Your instructions:
Give the count of lines containing the string "square", with no other output.
──────── Records ────────
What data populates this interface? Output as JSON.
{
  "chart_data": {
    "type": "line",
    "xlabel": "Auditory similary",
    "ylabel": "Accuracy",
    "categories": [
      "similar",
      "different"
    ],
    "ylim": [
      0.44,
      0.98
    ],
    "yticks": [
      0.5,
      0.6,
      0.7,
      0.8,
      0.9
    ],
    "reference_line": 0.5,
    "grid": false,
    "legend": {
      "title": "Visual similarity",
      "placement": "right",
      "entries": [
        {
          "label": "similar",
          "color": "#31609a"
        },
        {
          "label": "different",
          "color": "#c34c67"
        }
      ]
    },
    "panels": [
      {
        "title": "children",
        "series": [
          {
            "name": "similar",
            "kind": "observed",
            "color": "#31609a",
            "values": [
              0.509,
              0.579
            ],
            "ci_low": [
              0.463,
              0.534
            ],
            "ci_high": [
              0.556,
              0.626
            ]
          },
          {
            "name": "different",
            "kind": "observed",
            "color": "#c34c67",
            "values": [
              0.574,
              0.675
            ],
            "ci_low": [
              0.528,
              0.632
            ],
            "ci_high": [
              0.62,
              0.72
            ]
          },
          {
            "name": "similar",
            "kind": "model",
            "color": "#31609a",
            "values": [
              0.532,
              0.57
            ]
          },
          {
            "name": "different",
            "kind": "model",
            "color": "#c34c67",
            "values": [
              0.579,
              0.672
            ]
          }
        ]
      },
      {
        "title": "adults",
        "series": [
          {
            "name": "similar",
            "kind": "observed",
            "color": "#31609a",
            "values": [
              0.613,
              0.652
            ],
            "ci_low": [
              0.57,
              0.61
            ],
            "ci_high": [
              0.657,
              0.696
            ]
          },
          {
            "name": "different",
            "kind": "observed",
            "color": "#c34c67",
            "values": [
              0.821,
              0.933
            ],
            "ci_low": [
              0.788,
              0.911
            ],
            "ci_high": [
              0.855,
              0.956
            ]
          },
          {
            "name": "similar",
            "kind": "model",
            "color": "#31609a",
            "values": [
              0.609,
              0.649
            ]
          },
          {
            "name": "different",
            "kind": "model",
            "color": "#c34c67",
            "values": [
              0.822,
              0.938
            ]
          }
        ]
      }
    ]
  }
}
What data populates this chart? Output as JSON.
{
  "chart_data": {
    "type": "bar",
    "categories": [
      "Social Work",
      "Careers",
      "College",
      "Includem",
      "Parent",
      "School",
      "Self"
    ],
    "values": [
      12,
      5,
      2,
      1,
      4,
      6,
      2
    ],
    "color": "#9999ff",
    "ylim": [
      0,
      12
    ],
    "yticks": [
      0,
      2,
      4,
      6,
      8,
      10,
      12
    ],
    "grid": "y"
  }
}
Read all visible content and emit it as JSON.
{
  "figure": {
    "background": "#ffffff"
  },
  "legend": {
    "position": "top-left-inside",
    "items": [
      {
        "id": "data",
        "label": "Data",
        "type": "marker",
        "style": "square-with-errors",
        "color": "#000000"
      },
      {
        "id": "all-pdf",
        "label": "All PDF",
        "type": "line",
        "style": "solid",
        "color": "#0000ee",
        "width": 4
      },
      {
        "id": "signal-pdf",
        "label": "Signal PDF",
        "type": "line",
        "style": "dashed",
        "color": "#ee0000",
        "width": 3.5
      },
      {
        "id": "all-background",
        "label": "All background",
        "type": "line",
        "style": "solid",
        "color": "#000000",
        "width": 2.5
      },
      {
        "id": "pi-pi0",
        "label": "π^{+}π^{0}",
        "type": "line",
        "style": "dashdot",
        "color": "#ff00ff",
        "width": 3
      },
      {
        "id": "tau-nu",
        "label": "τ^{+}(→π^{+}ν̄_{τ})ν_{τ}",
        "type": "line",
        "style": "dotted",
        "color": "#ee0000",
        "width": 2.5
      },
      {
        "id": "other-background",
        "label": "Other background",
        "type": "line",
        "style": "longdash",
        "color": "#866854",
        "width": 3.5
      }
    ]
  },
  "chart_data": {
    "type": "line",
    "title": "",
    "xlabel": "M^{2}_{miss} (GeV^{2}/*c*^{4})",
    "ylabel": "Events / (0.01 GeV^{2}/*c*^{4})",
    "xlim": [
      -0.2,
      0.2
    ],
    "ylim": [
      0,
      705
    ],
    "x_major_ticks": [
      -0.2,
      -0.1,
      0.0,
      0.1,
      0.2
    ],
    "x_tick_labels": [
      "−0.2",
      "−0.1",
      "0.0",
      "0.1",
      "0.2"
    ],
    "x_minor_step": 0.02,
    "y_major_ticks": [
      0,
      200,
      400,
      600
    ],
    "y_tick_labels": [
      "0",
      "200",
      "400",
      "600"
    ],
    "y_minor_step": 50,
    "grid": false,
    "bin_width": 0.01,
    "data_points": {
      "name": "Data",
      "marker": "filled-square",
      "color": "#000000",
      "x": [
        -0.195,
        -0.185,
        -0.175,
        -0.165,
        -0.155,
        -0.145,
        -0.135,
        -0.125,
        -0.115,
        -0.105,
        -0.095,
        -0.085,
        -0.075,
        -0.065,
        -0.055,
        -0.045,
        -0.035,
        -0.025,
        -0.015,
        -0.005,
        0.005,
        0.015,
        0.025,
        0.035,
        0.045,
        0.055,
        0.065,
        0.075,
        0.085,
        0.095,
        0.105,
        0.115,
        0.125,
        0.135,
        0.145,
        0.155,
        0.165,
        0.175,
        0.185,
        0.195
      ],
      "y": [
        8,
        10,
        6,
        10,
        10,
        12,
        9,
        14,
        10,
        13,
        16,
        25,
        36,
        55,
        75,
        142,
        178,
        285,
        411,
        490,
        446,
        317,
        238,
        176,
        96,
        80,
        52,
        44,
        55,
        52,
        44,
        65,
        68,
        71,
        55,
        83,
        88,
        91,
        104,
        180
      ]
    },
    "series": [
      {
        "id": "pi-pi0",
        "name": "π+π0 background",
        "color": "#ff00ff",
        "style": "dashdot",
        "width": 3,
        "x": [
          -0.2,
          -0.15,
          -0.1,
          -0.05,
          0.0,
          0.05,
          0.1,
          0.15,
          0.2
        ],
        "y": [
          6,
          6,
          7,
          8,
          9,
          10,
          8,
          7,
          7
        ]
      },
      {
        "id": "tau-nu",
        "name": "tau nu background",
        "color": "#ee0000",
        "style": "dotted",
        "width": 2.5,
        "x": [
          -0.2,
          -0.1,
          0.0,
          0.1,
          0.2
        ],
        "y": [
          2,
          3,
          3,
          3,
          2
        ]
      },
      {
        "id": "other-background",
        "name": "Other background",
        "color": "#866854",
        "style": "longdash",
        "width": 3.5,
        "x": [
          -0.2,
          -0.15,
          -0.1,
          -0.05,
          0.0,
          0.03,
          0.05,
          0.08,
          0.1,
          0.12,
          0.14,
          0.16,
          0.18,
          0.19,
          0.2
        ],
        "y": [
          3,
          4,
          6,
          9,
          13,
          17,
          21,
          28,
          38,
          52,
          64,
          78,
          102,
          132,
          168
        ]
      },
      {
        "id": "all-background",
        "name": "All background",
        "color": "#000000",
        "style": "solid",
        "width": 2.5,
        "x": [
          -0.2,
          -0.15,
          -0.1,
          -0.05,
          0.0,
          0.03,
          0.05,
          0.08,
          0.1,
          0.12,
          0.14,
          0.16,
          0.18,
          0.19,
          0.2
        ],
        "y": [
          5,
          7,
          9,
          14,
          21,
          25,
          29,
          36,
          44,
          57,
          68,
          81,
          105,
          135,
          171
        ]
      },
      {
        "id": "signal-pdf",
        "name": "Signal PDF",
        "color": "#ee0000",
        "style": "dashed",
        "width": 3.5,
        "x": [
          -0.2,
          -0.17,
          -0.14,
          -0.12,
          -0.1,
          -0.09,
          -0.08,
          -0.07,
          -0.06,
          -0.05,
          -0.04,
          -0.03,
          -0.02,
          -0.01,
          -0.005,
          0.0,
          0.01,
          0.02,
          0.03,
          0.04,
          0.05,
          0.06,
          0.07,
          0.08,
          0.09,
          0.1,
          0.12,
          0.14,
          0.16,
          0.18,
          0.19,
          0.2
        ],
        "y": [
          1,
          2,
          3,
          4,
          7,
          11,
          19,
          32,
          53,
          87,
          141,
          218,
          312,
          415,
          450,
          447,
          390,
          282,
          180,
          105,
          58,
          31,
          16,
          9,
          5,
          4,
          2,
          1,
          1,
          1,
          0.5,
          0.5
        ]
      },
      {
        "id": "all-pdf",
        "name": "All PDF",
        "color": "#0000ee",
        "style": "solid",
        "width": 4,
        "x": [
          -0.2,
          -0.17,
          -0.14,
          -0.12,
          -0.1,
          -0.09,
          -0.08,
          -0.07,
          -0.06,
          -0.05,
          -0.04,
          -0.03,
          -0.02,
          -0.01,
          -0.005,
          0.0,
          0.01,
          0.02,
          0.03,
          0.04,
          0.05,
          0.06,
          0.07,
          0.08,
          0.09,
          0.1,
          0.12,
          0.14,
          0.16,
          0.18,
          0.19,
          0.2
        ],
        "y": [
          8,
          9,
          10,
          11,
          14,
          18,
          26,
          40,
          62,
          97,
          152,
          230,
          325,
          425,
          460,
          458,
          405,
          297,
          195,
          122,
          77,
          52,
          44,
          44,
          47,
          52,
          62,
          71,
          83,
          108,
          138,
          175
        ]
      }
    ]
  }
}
────────
Output of the task:
2